Figure content listings
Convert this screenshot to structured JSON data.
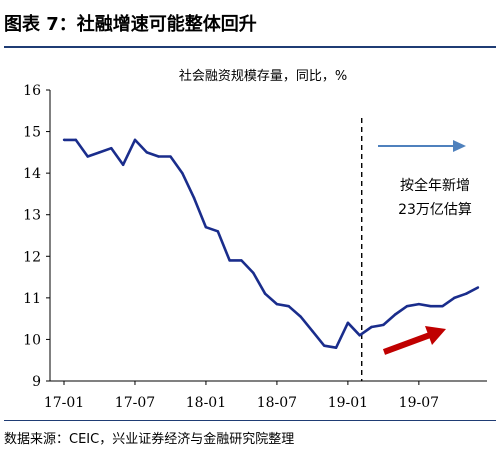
{
  "figure_title": "图表  7：社融增速可能整体回升",
  "source": "数据来源：CEIC，兴业证券经济与金融研究院整理",
  "colors": {
    "series": "#1a2d8c",
    "rule": "#1f3c74",
    "arrow_blue": "#4f81bd",
    "arrow_red": "#c00000"
  },
  "chart_data": {
    "type": "line",
    "title": "社会融资规模存量，同比，%",
    "ylim": [
      9,
      16
    ],
    "yticks": [
      9,
      10,
      11,
      12,
      13,
      14,
      15,
      16
    ],
    "xticks": [
      "17-01",
      "17-07",
      "18-01",
      "18-07",
      "19-01",
      "19-07"
    ],
    "xtick_index": [
      0,
      6,
      12,
      18,
      24,
      30
    ],
    "x": [
      "17-01",
      "17-02",
      "17-03",
      "17-04",
      "17-05",
      "17-06",
      "17-07",
      "17-08",
      "17-09",
      "17-10",
      "17-11",
      "17-12",
      "18-01",
      "18-02",
      "18-03",
      "18-04",
      "18-05",
      "18-06",
      "18-07",
      "18-08",
      "18-09",
      "18-10",
      "18-11",
      "18-12",
      "19-01",
      "19-02",
      "19-03",
      "19-04",
      "19-05",
      "19-06",
      "19-07",
      "19-08",
      "19-09",
      "19-10",
      "19-11",
      "19-12"
    ],
    "series": [
      {
        "values": [
          14.8,
          14.8,
          14.4,
          14.5,
          14.6,
          14.2,
          14.8,
          14.5,
          14.4,
          14.4,
          14.0,
          13.4,
          12.7,
          12.6,
          11.9,
          11.9,
          11.6,
          11.1,
          10.85,
          10.8,
          10.55,
          10.2,
          9.85,
          9.8,
          10.4,
          10.1,
          10.3,
          10.35,
          10.6,
          10.8,
          10.85,
          10.8,
          10.8,
          11.0,
          11.1,
          11.25
        ]
      }
    ],
    "forecast_divider_at": "19-02",
    "annotation": [
      "按全年新增",
      "23万亿估算"
    ]
  }
}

* **What the exercise asks**:
Your task is to set down the records shown above exactly, minus any pictures.

* **Result below**:
Convert this screenshot to structured JSON data.
{
  "figure_title": "图表  7：社融增速可能整体回升",
  "source": "数据来源：CEIC，兴业证券经济与金融研究院整理",
  "colors": {
    "series": "#1a2d8c",
    "rule": "#1f3c74",
    "arrow_blue": "#4f81bd",
    "arrow_red": "#c00000"
  },
  "chart_data": {
    "type": "line",
    "title": "社会融资规模存量，同比，%",
    "ylim": [
      9,
      16
    ],
    "yticks": [
      9,
      10,
      11,
      12,
      13,
      14,
      15,
      16
    ],
    "xticks": [
      "17-01",
      "17-07",
      "18-01",
      "18-07",
      "19-01",
      "19-07"
    ],
    "xtick_index": [
      0,
      6,
      12,
      18,
      24,
      30
    ],
    "x": [
      "17-01",
      "17-02",
      "17-03",
      "17-04",
      "17-05",
      "17-06",
      "17-07",
      "17-08",
      "17-09",
      "17-10",
      "17-11",
      "17-12",
      "18-01",
      "18-02",
      "18-03",
      "18-04",
      "18-05",
      "18-06",
      "18-07",
      "18-08",
      "18-09",
      "18-10",
      "18-11",
      "18-12",
      "19-01",
      "19-02",
      "19-03",
      "19-04",
      "19-05",
      "19-06",
      "19-07",
      "19-08",
      "19-09",
      "19-10",
      "19-11",
      "19-12"
    ],
    "series": [
      {
        "values": [
          14.8,
          14.8,
          14.4,
          14.5,
          14.6,
          14.2,
          14.8,
          14.5,
          14.4,
          14.4,
          14.0,
          13.4,
          12.7,
          12.6,
          11.9,
          11.9,
          11.6,
          11.1,
          10.85,
          10.8,
          10.55,
          10.2,
          9.85,
          9.8,
          10.4,
          10.1,
          10.3,
          10.35,
          10.6,
          10.8,
          10.85,
          10.8,
          10.8,
          11.0,
          11.1,
          11.25
        ]
      }
    ],
    "forecast_divider_at": "19-02",
    "annotation": [
      "按全年新增",
      "23万亿估算"
    ]
  }
}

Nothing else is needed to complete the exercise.